_Material for the task_.
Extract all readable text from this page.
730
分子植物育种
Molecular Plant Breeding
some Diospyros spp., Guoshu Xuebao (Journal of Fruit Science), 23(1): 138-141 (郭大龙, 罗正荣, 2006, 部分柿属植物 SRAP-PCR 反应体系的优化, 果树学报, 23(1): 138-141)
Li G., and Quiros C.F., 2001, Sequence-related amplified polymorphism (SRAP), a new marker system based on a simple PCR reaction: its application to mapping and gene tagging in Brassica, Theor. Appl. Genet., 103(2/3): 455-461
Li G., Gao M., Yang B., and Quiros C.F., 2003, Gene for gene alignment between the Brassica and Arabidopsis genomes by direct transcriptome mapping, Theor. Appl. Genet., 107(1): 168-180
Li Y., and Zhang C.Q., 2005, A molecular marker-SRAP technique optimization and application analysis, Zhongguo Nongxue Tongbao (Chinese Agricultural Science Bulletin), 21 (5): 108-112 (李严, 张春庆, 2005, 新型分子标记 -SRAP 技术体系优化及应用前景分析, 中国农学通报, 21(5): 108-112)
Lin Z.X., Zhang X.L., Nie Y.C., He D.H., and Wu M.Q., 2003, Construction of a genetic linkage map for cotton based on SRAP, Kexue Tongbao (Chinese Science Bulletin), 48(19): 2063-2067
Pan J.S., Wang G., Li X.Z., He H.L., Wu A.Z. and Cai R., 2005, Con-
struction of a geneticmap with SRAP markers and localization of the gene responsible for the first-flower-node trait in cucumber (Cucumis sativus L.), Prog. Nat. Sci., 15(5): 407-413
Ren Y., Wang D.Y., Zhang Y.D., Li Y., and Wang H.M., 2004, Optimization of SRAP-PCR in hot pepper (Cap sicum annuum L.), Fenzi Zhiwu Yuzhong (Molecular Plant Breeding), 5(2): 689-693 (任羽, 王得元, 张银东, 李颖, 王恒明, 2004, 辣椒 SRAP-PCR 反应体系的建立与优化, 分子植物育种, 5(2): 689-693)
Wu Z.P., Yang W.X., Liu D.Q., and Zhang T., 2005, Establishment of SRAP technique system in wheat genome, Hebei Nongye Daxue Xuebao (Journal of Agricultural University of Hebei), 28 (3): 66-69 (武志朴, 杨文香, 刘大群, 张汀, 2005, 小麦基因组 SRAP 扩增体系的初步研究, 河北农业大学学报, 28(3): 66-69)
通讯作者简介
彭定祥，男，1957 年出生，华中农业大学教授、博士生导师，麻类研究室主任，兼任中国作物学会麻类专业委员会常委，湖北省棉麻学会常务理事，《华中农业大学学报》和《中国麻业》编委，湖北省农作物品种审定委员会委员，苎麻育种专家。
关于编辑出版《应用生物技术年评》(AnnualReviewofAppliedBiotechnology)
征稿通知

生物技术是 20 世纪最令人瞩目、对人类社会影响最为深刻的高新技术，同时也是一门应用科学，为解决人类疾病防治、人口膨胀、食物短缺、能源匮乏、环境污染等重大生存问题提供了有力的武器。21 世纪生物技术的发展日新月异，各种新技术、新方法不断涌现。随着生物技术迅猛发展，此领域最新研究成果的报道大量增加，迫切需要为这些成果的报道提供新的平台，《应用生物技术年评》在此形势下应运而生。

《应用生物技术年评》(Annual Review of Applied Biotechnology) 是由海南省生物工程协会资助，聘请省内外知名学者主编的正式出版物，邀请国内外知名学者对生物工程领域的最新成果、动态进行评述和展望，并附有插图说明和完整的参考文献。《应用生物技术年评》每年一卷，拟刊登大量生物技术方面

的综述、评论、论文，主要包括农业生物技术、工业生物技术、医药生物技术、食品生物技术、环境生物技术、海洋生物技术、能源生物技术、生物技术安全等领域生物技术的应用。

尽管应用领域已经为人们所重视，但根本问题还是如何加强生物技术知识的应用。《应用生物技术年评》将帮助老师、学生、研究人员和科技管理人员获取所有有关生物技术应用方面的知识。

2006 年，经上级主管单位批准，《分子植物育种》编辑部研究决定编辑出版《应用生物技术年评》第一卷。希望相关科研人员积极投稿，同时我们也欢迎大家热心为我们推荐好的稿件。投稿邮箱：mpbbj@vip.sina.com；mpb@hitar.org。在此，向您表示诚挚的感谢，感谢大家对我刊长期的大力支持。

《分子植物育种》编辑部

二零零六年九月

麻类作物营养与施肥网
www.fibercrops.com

_Task to complete_. Using the records above, report how many lines include "Plant", with no words around the number.

_Result of the task_. 2